*SOURCE DATA:*
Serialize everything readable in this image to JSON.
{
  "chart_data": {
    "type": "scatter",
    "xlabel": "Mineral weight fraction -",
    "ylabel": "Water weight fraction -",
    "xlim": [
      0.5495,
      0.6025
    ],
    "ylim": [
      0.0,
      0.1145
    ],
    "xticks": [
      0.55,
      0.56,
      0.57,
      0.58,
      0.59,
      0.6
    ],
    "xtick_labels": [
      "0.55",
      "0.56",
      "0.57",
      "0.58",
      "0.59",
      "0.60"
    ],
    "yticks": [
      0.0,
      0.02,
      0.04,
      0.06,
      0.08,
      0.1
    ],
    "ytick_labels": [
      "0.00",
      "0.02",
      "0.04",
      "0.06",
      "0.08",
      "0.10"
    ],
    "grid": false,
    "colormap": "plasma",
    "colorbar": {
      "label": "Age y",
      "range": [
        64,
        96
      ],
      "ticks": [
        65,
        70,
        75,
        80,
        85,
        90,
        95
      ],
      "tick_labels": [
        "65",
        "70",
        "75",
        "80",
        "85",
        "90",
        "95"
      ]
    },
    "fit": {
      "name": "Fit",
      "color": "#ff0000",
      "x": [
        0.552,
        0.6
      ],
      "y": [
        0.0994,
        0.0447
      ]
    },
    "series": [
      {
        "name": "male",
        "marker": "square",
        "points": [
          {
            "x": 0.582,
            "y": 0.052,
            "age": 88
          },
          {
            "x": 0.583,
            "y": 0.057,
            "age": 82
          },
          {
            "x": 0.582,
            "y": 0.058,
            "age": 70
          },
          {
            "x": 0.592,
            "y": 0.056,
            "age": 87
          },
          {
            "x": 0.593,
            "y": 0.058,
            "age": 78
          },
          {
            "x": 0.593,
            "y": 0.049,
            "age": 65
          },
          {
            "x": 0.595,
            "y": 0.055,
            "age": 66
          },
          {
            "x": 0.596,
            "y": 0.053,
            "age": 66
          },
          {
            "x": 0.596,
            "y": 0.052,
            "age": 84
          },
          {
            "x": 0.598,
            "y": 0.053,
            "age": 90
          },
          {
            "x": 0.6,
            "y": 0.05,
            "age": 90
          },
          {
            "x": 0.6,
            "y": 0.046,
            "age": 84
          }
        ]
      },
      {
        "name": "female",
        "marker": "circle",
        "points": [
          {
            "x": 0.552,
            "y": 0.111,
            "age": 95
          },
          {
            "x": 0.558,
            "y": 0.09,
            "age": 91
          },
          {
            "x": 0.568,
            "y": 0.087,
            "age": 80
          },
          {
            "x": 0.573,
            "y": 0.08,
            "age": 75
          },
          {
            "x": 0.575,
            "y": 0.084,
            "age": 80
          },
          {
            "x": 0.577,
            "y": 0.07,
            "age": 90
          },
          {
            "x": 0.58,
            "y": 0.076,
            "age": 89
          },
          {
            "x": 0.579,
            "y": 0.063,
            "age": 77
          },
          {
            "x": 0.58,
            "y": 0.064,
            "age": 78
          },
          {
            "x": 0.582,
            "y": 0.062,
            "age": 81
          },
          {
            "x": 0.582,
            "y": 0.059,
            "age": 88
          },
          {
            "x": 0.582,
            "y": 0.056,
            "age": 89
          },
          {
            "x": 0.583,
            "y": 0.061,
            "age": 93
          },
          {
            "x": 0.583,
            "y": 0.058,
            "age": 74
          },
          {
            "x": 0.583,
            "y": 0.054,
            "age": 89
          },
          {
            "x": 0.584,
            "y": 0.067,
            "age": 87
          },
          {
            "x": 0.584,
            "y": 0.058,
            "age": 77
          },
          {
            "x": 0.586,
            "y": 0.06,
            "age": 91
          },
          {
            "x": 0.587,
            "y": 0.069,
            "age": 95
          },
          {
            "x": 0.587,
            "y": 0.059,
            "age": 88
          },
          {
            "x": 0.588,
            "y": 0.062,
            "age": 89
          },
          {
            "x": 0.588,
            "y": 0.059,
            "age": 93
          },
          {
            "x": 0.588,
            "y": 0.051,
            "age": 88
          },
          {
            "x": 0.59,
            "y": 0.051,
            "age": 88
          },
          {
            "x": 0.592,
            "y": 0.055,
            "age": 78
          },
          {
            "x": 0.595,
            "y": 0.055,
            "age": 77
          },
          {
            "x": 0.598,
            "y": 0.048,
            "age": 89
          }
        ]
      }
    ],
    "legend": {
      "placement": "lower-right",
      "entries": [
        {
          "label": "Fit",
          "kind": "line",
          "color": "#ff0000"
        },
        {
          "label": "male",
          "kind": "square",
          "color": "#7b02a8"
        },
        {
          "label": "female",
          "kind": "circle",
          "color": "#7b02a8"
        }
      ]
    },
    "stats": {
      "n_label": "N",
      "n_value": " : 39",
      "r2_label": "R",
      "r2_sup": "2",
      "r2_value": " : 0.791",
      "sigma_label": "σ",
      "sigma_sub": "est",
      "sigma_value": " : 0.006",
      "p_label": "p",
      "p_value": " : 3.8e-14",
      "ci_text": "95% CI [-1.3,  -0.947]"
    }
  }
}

*AIM:* Tally every line of the data that holds the word "fraction" and write the count alone.

*RESPONSE:* 2